Reading text:
╭──

Natascha Honegger

Personal information
- Full name: Natascha Jennifer Honegger
- Date of birth: 27 September 1997 (age 28)
- Place of birth: Uster, Switzerland
- Height: 1.81 m (5 ft 11 in)
- Position: Goalkeeper

Youth career
- FC Zürich
- FC Witikon

Senior career*
- Years: Team / Apps / (Gls)
- 2016–2017: Derendingen / 8 / (0)
- 2017–2019: Luzern / 58 / (0)
- 2019–2021: Paris / 12 / (0)
- 2021–2023: Corinthians / 3 / (0)
- 2022: → Flamengo/Marinha (loan) / 7 / (0)
- 2023: Basel / 2 / (0)
- 2024–: Palmeiras / 2 / (0)

International career^{‡}
- 2014–2016: Switzerland U19 / 8 / (0)
- 2020–: Brazil / 1 / (0)

= Natascha Honegger =

Brazilian footballer (born 1997)

Natascha Jennifer Honegger (born 27 September 1997) is a Swiss-born Brazilian professional footballer who plays as a goalkeeper for Palmeiras and the Brazil national team. She also played for the Switzerland national under-19 team.

╰──

Data excerpts:
╭──

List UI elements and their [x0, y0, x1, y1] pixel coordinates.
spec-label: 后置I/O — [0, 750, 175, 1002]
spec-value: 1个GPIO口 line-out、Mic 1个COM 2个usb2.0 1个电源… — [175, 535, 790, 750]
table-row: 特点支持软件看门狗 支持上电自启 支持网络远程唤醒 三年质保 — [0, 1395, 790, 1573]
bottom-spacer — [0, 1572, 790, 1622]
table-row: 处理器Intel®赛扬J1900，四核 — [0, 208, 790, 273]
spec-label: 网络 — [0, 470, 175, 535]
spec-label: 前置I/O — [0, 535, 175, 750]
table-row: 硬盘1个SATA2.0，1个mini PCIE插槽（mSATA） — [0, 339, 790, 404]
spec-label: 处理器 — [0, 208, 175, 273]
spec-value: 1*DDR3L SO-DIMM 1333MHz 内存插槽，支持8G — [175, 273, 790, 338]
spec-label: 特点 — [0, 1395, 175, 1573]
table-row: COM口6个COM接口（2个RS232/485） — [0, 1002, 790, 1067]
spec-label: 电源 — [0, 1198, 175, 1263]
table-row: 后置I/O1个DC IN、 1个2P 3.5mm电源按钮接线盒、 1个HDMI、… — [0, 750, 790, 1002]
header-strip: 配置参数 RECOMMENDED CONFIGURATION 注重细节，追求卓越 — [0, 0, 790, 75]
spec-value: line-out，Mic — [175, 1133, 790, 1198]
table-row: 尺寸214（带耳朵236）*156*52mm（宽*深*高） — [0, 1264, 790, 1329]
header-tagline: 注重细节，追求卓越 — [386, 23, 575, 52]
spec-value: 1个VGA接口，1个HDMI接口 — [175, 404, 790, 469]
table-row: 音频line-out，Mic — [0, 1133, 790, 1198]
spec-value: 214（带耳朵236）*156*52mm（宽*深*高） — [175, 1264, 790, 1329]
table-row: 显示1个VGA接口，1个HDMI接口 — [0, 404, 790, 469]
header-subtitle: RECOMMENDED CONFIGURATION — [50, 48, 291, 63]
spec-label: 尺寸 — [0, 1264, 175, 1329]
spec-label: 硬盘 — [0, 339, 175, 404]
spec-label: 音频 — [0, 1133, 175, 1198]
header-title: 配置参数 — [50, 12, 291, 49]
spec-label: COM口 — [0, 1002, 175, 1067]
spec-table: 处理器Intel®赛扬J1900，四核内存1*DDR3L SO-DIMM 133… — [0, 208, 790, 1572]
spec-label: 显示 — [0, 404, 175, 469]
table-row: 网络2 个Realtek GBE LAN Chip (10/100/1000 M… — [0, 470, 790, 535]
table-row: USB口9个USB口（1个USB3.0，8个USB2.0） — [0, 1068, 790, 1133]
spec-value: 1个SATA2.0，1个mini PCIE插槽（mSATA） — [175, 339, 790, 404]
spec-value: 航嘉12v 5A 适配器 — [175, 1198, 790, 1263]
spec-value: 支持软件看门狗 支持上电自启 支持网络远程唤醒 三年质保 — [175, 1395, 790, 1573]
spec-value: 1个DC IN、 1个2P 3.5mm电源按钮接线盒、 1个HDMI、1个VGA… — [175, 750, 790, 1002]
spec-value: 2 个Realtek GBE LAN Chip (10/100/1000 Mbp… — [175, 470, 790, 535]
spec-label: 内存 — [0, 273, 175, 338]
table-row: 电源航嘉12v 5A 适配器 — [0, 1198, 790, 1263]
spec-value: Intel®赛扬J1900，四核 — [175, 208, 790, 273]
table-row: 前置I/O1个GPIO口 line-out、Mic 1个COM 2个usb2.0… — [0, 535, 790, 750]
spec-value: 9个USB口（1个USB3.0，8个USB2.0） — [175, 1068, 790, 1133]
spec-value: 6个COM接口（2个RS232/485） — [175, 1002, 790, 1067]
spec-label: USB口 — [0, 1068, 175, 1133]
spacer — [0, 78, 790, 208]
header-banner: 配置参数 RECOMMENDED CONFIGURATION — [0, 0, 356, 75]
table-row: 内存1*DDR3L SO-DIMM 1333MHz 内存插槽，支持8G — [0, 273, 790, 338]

╰──

Exercises:
1. Transcribe the passage about Natascha Honegger word for word, everything from "- 2021–2023: Corinthians" down to "national under-19 team.".
2. Go on with the text about Natascha Honegger from the point where it stops.

Answers by task:
1.
- 2021–2023: Corinthians / 3 / (0)
- 2022: → Flamengo/Marinha (loan) / 7 / (0)
- 2023: Basel / 2 / (0)
- 2024–: Palmeiras / 2 / (0)

International career^{‡}
- 2014–2016: Switzerland U19 / 8 / (0)
- 2020–: Brazil / 1 / (0)

= Natascha Honegger =

Brazilian footballer (born 1997)

Natascha Jennifer Honegger (born 27 September 1997) is a Swiss-born Brazilian professional footballer who plays as a goalkeeper for Palmeiras and the Brazil national team. She also played for the Switzerland national under-19 team.

2.
==Career==
===Paris===

Natascha joined Paris in July 2019. She made her league debut against PSG on 15 December 2019.

===Corinthians===

Natascha made her league debut against Bahia on 30 May 2021.

===Flamengo===

Natascha made her league debut against Grêmio on 29 May 2022.

===Basel===

Natascha joined FC Basel in 2023. She made her league debut against Luzern on 22 April 2023.

===Palmeiras===

Natascha made her league debut against Botafogo on 24 March 2024.

==International career==

Natascha made her Swiss U19 debut against Bulgaria U19s on 15 September 2014.

Natascha decided to represent Brazil in the future. She made her Brazil debut against Netherlands on 4 March 2020. Brazil goalkeeping coach Veludo recommended Natascha.